*Objective*.
How many lines in these records hold the string "developed"? Reply with the number alone.

Extracted records:

= = = = = = =

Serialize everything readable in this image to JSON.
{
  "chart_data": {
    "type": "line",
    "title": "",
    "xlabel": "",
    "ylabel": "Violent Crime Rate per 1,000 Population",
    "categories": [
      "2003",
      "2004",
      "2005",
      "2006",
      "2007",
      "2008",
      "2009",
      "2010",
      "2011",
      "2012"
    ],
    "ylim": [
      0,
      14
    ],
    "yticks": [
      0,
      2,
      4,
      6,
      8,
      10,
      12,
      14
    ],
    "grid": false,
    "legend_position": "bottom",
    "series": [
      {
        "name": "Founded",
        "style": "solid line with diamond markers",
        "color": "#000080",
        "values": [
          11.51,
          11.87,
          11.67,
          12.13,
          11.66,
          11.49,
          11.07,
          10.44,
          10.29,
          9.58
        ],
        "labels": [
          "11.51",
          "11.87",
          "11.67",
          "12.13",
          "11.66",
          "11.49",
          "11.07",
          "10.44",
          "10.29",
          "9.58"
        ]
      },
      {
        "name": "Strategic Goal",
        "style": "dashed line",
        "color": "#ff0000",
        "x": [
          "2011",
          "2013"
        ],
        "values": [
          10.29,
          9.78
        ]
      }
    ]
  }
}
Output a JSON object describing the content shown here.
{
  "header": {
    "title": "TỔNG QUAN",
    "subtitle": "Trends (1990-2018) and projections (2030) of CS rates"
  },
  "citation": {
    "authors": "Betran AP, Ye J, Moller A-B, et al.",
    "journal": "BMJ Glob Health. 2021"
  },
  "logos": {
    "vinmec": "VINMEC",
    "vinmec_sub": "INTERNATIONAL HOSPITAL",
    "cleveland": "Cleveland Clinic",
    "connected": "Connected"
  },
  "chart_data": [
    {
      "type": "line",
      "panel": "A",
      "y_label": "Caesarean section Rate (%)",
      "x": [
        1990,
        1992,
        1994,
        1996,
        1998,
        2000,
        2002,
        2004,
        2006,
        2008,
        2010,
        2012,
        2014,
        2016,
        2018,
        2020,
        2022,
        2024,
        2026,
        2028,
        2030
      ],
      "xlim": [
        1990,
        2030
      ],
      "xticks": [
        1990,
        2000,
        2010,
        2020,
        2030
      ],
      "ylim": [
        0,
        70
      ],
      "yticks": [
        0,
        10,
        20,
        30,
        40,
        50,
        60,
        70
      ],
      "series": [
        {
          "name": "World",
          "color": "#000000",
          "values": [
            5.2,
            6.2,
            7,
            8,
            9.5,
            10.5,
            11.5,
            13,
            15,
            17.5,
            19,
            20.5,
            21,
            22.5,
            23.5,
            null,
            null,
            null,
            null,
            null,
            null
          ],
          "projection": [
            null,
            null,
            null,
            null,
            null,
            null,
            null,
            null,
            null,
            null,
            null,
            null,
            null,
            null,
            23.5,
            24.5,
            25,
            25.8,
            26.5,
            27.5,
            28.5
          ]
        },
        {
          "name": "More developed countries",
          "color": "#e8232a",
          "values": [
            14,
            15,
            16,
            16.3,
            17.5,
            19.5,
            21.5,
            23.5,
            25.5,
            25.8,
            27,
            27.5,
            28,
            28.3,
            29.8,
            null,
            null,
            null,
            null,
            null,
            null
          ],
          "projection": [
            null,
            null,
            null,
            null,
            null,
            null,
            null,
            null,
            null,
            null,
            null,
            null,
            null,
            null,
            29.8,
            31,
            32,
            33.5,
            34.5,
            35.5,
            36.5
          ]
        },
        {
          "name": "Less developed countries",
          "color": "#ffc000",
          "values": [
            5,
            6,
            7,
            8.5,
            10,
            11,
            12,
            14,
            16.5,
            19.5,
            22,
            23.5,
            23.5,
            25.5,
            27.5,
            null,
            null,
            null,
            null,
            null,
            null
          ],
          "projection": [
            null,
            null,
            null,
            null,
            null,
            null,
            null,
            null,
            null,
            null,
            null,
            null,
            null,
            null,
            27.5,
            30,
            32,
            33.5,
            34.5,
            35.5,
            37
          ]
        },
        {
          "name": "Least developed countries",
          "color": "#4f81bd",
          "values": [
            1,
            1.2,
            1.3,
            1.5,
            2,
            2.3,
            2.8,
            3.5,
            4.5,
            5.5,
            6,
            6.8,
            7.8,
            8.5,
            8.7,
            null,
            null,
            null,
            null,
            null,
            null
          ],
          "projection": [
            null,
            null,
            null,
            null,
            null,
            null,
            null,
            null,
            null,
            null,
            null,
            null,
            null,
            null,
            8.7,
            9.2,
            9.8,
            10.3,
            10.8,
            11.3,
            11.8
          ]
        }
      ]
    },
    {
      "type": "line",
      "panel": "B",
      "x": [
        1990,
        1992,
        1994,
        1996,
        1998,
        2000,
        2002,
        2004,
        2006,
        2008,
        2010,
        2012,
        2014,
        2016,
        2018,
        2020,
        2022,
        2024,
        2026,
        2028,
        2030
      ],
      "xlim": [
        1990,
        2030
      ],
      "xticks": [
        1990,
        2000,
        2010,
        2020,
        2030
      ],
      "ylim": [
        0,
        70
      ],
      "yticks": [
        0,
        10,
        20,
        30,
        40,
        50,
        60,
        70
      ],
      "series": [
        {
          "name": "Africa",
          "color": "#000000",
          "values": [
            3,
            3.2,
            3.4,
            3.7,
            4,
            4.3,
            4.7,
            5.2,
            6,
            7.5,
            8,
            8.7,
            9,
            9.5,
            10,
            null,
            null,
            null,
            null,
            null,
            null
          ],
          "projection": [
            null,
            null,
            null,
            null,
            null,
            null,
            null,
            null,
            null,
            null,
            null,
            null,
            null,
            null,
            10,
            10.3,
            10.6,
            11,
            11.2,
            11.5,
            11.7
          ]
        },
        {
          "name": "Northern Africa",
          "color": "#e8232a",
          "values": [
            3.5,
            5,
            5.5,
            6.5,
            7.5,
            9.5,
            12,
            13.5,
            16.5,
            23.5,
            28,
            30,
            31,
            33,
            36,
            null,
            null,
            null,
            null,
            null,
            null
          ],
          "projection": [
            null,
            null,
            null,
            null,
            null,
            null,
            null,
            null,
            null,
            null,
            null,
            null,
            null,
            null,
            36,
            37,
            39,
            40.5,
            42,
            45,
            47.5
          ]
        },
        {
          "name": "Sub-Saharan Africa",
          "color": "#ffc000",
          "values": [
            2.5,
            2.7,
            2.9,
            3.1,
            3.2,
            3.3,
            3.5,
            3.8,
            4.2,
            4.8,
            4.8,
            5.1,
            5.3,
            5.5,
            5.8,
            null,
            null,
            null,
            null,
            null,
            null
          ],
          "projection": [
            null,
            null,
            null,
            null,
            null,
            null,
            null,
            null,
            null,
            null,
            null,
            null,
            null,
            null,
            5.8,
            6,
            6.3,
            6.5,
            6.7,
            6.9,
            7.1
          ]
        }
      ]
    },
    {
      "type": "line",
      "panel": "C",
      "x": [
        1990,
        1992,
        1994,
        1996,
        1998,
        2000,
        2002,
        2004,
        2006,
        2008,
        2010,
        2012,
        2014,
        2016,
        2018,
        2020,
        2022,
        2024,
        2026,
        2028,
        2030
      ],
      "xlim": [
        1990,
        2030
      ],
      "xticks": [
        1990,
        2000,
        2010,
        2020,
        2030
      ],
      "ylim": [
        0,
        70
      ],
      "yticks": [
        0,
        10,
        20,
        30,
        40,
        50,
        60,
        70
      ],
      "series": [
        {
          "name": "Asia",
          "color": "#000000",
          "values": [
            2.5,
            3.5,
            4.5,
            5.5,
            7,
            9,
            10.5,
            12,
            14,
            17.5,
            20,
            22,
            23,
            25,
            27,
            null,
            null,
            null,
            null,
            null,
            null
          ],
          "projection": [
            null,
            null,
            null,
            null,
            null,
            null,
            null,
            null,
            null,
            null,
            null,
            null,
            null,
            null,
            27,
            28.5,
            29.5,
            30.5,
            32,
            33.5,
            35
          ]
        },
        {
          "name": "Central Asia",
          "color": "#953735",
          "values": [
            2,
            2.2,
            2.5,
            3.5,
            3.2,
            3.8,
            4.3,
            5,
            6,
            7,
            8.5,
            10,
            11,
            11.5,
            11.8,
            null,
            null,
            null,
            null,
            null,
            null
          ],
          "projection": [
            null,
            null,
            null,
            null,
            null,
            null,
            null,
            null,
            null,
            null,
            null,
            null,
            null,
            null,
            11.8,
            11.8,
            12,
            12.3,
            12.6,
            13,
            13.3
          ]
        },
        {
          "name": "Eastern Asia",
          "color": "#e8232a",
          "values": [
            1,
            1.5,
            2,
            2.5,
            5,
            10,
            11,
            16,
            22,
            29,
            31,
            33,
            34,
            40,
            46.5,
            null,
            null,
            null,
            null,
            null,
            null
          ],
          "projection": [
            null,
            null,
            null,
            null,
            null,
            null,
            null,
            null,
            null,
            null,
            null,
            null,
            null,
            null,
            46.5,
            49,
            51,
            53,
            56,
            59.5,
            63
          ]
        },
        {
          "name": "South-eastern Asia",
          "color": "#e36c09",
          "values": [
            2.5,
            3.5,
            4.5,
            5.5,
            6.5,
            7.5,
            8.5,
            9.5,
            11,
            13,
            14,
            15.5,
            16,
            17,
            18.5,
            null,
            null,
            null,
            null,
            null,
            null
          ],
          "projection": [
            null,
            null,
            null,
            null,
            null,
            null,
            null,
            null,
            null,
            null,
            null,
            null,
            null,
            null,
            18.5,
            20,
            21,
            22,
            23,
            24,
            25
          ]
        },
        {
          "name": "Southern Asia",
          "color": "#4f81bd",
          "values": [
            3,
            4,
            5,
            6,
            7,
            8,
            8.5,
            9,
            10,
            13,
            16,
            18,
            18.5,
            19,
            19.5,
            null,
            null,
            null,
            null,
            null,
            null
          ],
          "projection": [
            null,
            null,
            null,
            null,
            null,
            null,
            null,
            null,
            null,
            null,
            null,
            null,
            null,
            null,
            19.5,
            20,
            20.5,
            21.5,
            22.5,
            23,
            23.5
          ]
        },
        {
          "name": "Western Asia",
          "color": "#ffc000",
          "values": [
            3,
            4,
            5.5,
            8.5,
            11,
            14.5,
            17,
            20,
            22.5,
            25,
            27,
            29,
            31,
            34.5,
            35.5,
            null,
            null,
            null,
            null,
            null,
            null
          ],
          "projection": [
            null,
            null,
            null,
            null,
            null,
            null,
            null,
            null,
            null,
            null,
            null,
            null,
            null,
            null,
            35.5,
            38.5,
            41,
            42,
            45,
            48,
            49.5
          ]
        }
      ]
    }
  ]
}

= = = = = = =

*Reply to the exercise*.
3